| INSTRUCTION |
Reply with one number: the count of lines in the listing that contain the string "Band".

| Items from a figure collection |
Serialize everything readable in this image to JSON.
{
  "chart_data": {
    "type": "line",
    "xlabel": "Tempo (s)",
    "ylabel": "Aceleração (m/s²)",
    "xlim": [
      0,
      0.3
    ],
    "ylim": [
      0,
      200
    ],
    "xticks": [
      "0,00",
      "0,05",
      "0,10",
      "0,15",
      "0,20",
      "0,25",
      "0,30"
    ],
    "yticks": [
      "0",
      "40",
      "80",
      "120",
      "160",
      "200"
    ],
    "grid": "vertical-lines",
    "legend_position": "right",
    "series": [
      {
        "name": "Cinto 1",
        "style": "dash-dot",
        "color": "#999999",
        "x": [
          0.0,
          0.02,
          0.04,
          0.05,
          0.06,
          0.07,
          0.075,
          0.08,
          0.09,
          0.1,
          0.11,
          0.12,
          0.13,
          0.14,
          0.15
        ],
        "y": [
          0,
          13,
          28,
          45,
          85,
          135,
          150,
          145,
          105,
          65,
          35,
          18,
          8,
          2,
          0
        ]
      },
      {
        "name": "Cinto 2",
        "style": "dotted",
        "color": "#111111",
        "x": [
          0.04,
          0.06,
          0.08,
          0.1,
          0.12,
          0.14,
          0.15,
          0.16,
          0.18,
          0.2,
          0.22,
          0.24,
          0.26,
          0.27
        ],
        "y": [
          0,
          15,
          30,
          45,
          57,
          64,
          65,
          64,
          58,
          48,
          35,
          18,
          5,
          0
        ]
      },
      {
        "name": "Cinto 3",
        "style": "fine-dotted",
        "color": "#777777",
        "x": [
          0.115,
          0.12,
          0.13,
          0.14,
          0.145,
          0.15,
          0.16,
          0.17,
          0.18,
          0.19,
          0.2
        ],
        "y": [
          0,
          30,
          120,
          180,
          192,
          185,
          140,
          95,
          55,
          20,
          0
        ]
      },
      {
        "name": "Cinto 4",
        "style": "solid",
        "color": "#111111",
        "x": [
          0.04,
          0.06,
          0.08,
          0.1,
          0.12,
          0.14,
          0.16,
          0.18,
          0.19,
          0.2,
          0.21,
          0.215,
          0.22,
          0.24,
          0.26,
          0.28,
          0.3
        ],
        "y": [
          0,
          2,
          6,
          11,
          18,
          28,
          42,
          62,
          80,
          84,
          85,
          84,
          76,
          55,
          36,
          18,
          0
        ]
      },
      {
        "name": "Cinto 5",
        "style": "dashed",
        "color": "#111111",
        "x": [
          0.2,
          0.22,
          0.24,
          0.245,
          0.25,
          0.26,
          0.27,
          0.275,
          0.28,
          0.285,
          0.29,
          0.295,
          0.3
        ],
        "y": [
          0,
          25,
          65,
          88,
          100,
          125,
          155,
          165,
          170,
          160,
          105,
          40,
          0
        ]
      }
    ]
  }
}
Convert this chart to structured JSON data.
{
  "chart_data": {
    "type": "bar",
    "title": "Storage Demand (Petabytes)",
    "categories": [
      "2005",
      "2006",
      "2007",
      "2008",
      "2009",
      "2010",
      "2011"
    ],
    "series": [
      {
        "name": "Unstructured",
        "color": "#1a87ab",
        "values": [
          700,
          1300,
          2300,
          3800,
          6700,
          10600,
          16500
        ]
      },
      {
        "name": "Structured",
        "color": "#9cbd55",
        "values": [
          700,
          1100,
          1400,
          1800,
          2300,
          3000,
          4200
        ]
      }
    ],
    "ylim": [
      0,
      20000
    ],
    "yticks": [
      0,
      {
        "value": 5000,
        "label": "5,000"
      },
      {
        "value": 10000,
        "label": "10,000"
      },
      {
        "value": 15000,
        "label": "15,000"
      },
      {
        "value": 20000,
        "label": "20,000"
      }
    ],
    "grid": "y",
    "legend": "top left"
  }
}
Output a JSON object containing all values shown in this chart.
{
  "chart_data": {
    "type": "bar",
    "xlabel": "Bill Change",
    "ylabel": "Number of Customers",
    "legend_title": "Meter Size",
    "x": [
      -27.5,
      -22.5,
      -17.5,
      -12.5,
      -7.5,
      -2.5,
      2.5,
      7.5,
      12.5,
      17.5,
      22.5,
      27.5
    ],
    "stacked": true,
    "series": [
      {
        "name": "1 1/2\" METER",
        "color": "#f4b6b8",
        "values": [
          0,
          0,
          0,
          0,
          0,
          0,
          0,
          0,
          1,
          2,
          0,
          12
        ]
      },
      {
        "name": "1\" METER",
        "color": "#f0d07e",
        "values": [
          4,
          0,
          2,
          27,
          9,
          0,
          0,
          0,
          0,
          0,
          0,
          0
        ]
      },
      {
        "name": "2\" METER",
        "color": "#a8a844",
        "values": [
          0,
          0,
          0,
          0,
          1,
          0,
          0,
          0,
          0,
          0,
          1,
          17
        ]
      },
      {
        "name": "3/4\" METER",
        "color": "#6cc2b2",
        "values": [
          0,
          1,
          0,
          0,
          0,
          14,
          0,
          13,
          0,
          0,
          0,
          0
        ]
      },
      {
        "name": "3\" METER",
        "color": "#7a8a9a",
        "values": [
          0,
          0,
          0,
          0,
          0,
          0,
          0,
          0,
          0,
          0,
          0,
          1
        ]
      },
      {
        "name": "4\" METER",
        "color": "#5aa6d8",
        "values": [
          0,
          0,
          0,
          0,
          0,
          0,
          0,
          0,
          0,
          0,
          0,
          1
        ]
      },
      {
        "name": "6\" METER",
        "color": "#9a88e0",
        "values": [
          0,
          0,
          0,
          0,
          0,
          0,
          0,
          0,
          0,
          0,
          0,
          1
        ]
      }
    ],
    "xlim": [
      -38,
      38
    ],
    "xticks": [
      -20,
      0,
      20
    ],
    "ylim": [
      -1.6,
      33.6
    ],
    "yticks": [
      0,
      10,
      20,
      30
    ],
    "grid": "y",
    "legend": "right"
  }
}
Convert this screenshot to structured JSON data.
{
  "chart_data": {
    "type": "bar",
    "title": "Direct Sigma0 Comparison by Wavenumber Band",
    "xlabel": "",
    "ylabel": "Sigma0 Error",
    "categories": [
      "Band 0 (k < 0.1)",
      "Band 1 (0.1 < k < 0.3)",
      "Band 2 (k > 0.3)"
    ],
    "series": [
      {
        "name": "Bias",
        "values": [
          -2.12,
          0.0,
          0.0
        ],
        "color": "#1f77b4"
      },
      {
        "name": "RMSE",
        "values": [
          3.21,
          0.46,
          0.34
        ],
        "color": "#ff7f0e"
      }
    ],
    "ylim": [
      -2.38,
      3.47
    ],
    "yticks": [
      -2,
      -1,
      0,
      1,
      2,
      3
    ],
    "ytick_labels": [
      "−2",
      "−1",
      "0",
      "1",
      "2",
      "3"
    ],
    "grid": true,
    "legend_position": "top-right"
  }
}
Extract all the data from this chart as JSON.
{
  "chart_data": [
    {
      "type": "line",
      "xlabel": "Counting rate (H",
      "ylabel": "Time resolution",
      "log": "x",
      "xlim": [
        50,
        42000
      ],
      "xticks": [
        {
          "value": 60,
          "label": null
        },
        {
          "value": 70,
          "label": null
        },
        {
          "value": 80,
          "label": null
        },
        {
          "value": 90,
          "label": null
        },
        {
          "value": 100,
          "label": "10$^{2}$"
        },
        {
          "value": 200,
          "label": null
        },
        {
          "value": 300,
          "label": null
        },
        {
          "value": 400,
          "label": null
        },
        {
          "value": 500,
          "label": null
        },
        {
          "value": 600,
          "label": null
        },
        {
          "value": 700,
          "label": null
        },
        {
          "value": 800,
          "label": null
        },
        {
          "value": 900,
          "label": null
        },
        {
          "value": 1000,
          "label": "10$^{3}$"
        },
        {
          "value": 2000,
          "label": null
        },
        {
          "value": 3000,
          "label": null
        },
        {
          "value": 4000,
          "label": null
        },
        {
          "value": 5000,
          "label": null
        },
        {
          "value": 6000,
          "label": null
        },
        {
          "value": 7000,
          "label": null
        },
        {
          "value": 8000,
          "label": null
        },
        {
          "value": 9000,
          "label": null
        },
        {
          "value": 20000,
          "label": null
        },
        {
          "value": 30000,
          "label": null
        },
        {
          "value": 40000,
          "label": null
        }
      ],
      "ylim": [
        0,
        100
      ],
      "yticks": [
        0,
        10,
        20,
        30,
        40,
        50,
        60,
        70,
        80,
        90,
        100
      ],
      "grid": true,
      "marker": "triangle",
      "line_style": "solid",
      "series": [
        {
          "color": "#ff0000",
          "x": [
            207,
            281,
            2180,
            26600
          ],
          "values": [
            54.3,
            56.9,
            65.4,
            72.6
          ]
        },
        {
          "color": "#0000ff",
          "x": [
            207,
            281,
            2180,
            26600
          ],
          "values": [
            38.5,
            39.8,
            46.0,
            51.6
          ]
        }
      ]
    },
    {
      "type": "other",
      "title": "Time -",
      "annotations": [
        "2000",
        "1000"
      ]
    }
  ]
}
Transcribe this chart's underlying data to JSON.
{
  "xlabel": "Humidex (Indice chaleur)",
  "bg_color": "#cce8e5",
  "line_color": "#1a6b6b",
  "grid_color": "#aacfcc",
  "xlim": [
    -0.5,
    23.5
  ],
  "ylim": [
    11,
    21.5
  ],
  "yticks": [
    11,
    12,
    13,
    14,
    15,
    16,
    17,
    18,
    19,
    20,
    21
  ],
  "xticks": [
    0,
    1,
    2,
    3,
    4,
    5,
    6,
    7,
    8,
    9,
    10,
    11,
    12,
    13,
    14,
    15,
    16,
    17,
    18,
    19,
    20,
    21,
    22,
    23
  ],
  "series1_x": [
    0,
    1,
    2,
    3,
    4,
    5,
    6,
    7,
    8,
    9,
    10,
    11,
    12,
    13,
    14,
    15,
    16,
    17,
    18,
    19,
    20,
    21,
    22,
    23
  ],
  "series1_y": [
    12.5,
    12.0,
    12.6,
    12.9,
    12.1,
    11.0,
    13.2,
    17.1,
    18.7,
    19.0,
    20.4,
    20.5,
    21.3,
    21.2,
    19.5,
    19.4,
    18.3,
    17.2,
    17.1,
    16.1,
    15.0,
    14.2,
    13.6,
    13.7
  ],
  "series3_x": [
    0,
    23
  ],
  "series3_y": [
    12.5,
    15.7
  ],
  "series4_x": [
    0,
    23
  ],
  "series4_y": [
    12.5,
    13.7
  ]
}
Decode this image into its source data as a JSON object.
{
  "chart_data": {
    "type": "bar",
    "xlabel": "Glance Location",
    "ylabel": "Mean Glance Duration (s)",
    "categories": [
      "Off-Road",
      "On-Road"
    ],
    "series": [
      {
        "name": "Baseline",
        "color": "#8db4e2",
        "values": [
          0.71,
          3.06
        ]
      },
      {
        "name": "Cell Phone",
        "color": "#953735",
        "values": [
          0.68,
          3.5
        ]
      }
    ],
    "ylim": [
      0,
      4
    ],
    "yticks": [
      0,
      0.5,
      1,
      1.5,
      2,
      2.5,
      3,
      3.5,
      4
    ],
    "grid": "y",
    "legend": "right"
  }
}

| ANSWER TO THE EXERCISE |
4